- _Your task_
Return each line holding the string "name".

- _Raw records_

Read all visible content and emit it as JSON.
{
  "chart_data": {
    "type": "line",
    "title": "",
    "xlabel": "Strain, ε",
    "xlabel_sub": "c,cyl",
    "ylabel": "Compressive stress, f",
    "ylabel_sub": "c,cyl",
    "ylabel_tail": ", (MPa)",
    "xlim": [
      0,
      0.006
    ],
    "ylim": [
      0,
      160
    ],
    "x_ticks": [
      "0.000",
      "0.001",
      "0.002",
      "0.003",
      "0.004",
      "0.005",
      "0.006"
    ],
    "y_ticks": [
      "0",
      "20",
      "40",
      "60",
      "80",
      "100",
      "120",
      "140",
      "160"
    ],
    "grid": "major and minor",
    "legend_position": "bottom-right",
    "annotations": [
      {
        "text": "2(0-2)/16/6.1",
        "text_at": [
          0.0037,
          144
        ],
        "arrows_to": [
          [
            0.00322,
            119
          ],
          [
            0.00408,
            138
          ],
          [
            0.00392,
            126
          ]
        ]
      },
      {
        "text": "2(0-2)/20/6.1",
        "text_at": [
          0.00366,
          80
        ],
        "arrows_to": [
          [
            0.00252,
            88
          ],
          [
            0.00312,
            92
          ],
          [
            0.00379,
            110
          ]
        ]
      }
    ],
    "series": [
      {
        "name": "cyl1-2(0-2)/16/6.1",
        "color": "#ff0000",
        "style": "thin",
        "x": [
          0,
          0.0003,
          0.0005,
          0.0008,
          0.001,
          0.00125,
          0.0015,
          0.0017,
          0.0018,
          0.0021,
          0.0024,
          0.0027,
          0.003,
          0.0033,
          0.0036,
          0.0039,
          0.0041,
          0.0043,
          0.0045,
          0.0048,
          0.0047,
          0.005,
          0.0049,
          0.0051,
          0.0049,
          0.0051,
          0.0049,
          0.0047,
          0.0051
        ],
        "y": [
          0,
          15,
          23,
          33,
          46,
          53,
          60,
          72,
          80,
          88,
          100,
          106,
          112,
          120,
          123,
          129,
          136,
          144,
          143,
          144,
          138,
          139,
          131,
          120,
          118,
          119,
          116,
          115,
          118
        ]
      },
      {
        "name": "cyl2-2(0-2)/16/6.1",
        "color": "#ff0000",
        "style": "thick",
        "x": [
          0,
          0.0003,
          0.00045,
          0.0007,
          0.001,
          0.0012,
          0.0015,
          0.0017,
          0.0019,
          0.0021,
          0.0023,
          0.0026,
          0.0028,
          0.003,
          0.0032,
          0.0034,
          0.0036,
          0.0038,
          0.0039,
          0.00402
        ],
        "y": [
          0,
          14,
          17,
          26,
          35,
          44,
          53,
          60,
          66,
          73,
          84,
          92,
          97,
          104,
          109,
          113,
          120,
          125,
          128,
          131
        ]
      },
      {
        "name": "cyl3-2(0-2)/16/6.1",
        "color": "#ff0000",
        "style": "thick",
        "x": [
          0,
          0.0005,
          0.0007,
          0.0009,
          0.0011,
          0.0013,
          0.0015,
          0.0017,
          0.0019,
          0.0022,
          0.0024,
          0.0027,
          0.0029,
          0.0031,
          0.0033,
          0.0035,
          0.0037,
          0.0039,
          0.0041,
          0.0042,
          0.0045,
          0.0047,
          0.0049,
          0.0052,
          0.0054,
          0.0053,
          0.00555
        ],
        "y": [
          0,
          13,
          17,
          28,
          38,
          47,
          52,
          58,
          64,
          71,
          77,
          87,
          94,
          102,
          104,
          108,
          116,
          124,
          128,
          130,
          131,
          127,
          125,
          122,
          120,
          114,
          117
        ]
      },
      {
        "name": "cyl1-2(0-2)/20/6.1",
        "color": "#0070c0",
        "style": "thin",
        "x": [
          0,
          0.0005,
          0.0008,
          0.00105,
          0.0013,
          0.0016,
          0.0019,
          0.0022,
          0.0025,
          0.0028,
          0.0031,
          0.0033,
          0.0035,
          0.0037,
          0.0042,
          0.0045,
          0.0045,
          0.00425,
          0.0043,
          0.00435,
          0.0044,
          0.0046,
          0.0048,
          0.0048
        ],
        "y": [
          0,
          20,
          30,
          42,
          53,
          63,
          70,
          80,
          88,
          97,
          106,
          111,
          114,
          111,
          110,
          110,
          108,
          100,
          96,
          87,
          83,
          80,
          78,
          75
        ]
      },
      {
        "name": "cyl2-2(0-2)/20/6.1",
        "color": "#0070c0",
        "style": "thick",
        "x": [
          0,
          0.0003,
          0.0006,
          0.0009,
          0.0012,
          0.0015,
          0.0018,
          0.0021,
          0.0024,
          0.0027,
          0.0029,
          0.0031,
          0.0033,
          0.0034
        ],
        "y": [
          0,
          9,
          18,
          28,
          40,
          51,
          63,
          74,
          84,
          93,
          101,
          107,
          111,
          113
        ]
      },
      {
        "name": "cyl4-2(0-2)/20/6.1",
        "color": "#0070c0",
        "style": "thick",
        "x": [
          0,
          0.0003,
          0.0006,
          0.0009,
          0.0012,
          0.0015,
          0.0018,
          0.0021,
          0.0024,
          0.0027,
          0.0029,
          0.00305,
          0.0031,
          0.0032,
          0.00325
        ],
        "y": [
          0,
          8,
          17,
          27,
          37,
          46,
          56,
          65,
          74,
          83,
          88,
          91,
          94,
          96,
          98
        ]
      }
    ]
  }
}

- _Finished exercise_
        "name": "cyl1-2(0-2)/16/6.1",
        "name": "cyl2-2(0-2)/16/6.1",
        "name": "cyl3-2(0-2)/16/6.1",
        "name": "cyl1-2(0-2)/20/6.1",
        "name": "cyl2-2(0-2)/20/6.1",
        "name": "cyl4-2(0-2)/20/6.1",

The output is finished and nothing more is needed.